Change every "table-row" to "table-line" in the rows below, keep everything else the same, and leave the pictures out.

[Entries shown]
%%

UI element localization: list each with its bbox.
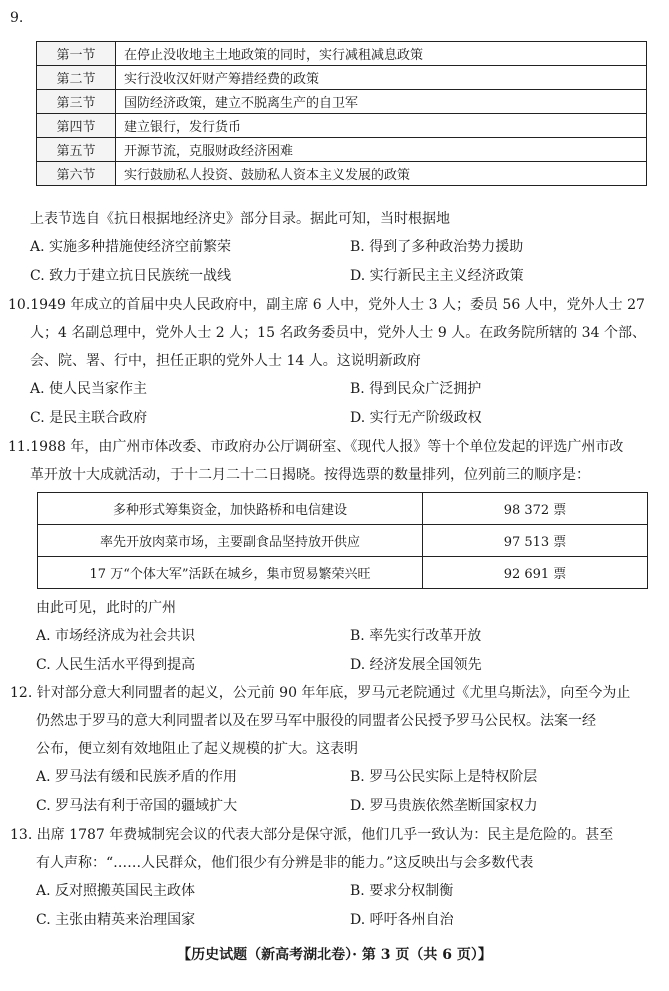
q13-option-d[interactable]: D. 呼吁各州自治 — [350, 912, 454, 928]
q12-stem-line3: 公布，便立刻有效地阻止了起义规模的扩大。这表明 — [36, 741, 358, 757]
q12-stem-line1: 12. 针对部分意大利同盟者的起义，公元前 90 年年底，罗马元老院通过《尤里乌斯法》，向至今为止 — [10, 685, 631, 701]
achievement-cell: 多种形式筹集资金，加快路桥和电信建设 — [38, 493, 423, 525]
table-row — [38, 525, 648, 557]
q9-stem: 上表节选自《抗日根据地经济史》部分目录。据此可知，当时根据地 — [30, 211, 450, 227]
q9-option-a[interactable]: A. 实施多种措施使经济空前繁荣 — [30, 239, 232, 255]
q11-option-b[interactable]: B. 率先实行改革开放 — [350, 628, 482, 644]
q9-option-c[interactable]: C. 致力于建立抗日民族统一战线 — [30, 268, 232, 284]
table-row — [38, 557, 648, 589]
q12-option-a[interactable]: A. 罗马法有缓和民族矛盾的作用 — [36, 769, 238, 785]
section-content: 开源节流，克服财政经济困难 — [116, 138, 647, 162]
q10-option-c[interactable]: C. 是民主联合政府 — [30, 410, 148, 426]
achievement-cell: 率先开放肉菜市场，主要副食品坚持放开供应 — [38, 525, 423, 557]
table-row — [37, 42, 647, 66]
section-content: 实行没收汉奸财产筹措经费的政策 — [116, 66, 647, 90]
q13-option-c[interactable]: C. 主张由精英来治理国家 — [36, 912, 196, 928]
q9-option-d[interactable]: D. 实行新民主主义经济政策 — [350, 268, 524, 284]
q10-option-b[interactable]: B. 得到民众广泛拥护 — [350, 381, 482, 397]
q9-table — [36, 41, 647, 186]
q10-option-a[interactable]: A. 使人民当家作主 — [30, 381, 148, 397]
q13-option-a[interactable]: A. 反对照搬英国民主政体 — [36, 883, 196, 899]
q10-stem-line3: 会、院、署、行中，担任正职的党外人士 14 人。这说明新政府 — [30, 353, 421, 369]
q9-number: 9. — [10, 10, 24, 26]
q13-stem-line2: 有人声称：“……人民群众，他们很少有分辨是非的能力。”这反映出与会多数代表 — [36, 855, 534, 871]
q11-stem: 由此可见，此时的广州 — [36, 600, 176, 616]
section-content: 在停止没收地主土地政策的同时，实行减租减息政策 — [116, 42, 647, 66]
section-content: 国防经济政策，建立不脱离生产的自卫军 — [116, 90, 647, 114]
section-label: 第三节 — [37, 90, 116, 114]
section-content: 实行鼓励私人投资、鼓励私人资本主义发展的政策 — [116, 162, 647, 186]
votes-cell: 92 691 票 — [423, 557, 648, 589]
section-label: 第六节 — [37, 162, 116, 186]
table-row — [37, 66, 647, 90]
q11-option-a[interactable]: A. 市场经济成为社会共识 — [36, 628, 196, 644]
table-row — [37, 162, 647, 186]
q13-option-b[interactable]: B. 要求分权制衡 — [350, 883, 454, 899]
q11-option-d[interactable]: D. 经济发展全国领先 — [350, 657, 482, 673]
table-row — [37, 90, 647, 114]
achievement-cell: 17 万“个体大军”活跃在城乡，集市贸易繁荣兴旺 — [38, 557, 423, 589]
votes-cell: 98 372 票 — [423, 493, 648, 525]
q11-option-c[interactable]: C. 人民生活水平得到提高 — [36, 657, 196, 673]
q12-option-c[interactable]: C. 罗马法有利于帝国的疆域扩大 — [36, 798, 238, 814]
page-footer: 【历史试题（新高考湖北卷）· 第 3 页（共 6 页）】 — [177, 947, 492, 963]
table-row — [38, 493, 648, 525]
q11-stem-line1: 11.1988 年，由广州市体改委、市政府办公厅调研室、《现代人报》等十个单位发起的评选广州市改 — [8, 439, 624, 455]
section-label: 第四节 — [37, 114, 116, 138]
section-label: 第二节 — [37, 66, 116, 90]
q10-stem-line2: 人；4 名副总理中，党外人士 2 人；15 名政务委员中，党外人士 9 人。在政务院所辖的 34 个部、 — [30, 325, 646, 341]
q9-option-b[interactable]: B. 得到了多种政治势力援助 — [350, 239, 524, 255]
q10-stem-line1: 10.1949 年成立的首届中央人民政府中，副主席 6 人中，党外人士 3 人；委员 56 人中，党外人士 27 — [8, 297, 645, 313]
q12-option-b[interactable]: B. 罗马公民实际上是特权阶层 — [350, 769, 538, 785]
table-row — [37, 138, 647, 162]
q12-stem-line2: 仍然忠于罗马的意大利同盟者以及在罗马军中服役的同盟者公民授予罗马公民权。法案一经 — [36, 713, 596, 729]
q12-option-d[interactable]: D. 罗马贵族依然垄断国家权力 — [350, 798, 538, 814]
section-label: 第一节 — [37, 42, 116, 66]
q10-option-d[interactable]: D. 实行无产阶级政权 — [350, 410, 482, 426]
q11-table — [37, 492, 648, 589]
q11-stem-line2: 革开放十大成就活动，于十二月二十二日揭晓。按得选票的数量排列，位列前三的顺序是： — [30, 467, 590, 483]
votes-cell: 97 513 票 — [423, 525, 648, 557]
section-label: 第五节 — [37, 138, 116, 162]
q13-stem-line1: 13. 出席 1787 年费城制宪会议的代表大部分是保守派，他们几乎一致认为：民主是危险的。甚至 — [10, 827, 614, 843]
section-content: 建立银行，发行货币 — [116, 114, 647, 138]
table-row — [37, 114, 647, 138]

%%

[Full response]
UI element localization: list each with its bbox.
q13-option-d[interactable]: D. 呼吁各州自治 — [350, 912, 454, 928]
q12-stem-line3: 公布，便立刻有效地阻止了起义规模的扩大。这表明 — [36, 741, 358, 757]
q12-stem-line1: 12. 针对部分意大利同盟者的起义，公元前 90 年年底，罗马元老院通过《尤里乌斯法》，向至今为止 — [10, 685, 631, 701]
achievement-cell: 多种形式筹集资金，加快路桥和电信建设 — [38, 493, 423, 525]
table-line — [38, 525, 648, 557]
q9-stem: 上表节选自《抗日根据地经济史》部分目录。据此可知，当时根据地 — [30, 211, 450, 227]
q9-option-a[interactable]: A. 实施多种措施使经济空前繁荣 — [30, 239, 232, 255]
q11-option-b[interactable]: B. 率先实行改革开放 — [350, 628, 482, 644]
q9-option-c[interactable]: C. 致力于建立抗日民族统一战线 — [30, 268, 232, 284]
table-line — [38, 557, 648, 589]
q12-option-a[interactable]: A. 罗马法有缓和民族矛盾的作用 — [36, 769, 238, 785]
section-content: 开源节流，克服财政经济困难 — [116, 138, 647, 162]
q10-option-c[interactable]: C. 是民主联合政府 — [30, 410, 148, 426]
achievement-cell: 率先开放肉菜市场，主要副食品坚持放开供应 — [38, 525, 423, 557]
table-line — [37, 42, 647, 66]
section-content: 实行没收汉奸财产筹措经费的政策 — [116, 66, 647, 90]
q13-option-c[interactable]: C. 主张由精英来治理国家 — [36, 912, 196, 928]
q9-option-d[interactable]: D. 实行新民主主义经济政策 — [350, 268, 524, 284]
q10-option-b[interactable]: B. 得到民众广泛拥护 — [350, 381, 482, 397]
q9-table — [36, 41, 647, 186]
q10-option-a[interactable]: A. 使人民当家作主 — [30, 381, 148, 397]
q13-option-a[interactable]: A. 反对照搬英国民主政体 — [36, 883, 196, 899]
q10-stem-line3: 会、院、署、行中，担任正职的党外人士 14 人。这说明新政府 — [30, 353, 421, 369]
q9-number: 9. — [10, 10, 24, 26]
q13-stem-line2: 有人声称：“……人民群众，他们很少有分辨是非的能力。”这反映出与会多数代表 — [36, 855, 534, 871]
q11-stem: 由此可见，此时的广州 — [36, 600, 176, 616]
section-content: 在停止没收地主土地政策的同时，实行减租减息政策 — [116, 42, 647, 66]
section-content: 国防经济政策，建立不脱离生产的自卫军 — [116, 90, 647, 114]
section-label: 第三节 — [37, 90, 116, 114]
section-content: 实行鼓励私人投资、鼓励私人资本主义发展的政策 — [116, 162, 647, 186]
votes-cell: 92 691 票 — [423, 557, 648, 589]
section-label: 第六节 — [37, 162, 116, 186]
table-line — [37, 66, 647, 90]
q11-option-a[interactable]: A. 市场经济成为社会共识 — [36, 628, 196, 644]
table-line — [37, 162, 647, 186]
q13-option-b[interactable]: B. 要求分权制衡 — [350, 883, 454, 899]
q11-option-d[interactable]: D. 经济发展全国领先 — [350, 657, 482, 673]
table-line — [37, 90, 647, 114]
achievement-cell: 17 万“个体大军”活跃在城乡，集市贸易繁荣兴旺 — [38, 557, 423, 589]
votes-cell: 98 372 票 — [423, 493, 648, 525]
q11-option-c[interactable]: C. 人民生活水平得到提高 — [36, 657, 196, 673]
q12-option-c[interactable]: C. 罗马法有利于帝国的疆域扩大 — [36, 798, 238, 814]
page-footer: 【历史试题（新高考湖北卷）· 第 3 页（共 6 页）】 — [177, 947, 492, 963]
table-line — [38, 493, 648, 525]
q11-stem-line1: 11.1988 年，由广州市体改委、市政府办公厅调研室、《现代人报》等十个单位发起的评选广州市改 — [8, 439, 624, 455]
section-label: 第四节 — [37, 114, 116, 138]
section-label: 第二节 — [37, 66, 116, 90]
q10-stem-line2: 人；4 名副总理中，党外人士 2 人；15 名政务委员中，党外人士 9 人。在政务院所辖的 34 个部、 — [30, 325, 646, 341]
q9-option-b[interactable]: B. 得到了多种政治势力援助 — [350, 239, 524, 255]
q10-stem-line1: 10.1949 年成立的首届中央人民政府中，副主席 6 人中，党外人士 3 人；委员 56 人中，党外人士 27 — [8, 297, 645, 313]
q12-option-b[interactable]: B. 罗马公民实际上是特权阶层 — [350, 769, 538, 785]
table-line — [37, 138, 647, 162]
q12-stem-line2: 仍然忠于罗马的意大利同盟者以及在罗马军中服役的同盟者公民授予罗马公民权。法案一经 — [36, 713, 596, 729]
q12-option-d[interactable]: D. 罗马贵族依然垄断国家权力 — [350, 798, 538, 814]
section-label: 第一节 — [37, 42, 116, 66]
q10-option-d[interactable]: D. 实行无产阶级政权 — [350, 410, 482, 426]
q11-table — [37, 492, 648, 589]
q11-stem-line2: 革开放十大成就活动，于十二月二十二日揭晓。按得选票的数量排列，位列前三的顺序是： — [30, 467, 590, 483]
votes-cell: 97 513 票 — [423, 525, 648, 557]
section-label: 第五节 — [37, 138, 116, 162]
q13-stem-line1: 13. 出席 1787 年费城制宪会议的代表大部分是保守派，他们几乎一致认为：民主是危险的。甚至 — [10, 827, 614, 843]
section-content: 建立银行，发行货币 — [116, 114, 647, 138]
table-line — [37, 114, 647, 138]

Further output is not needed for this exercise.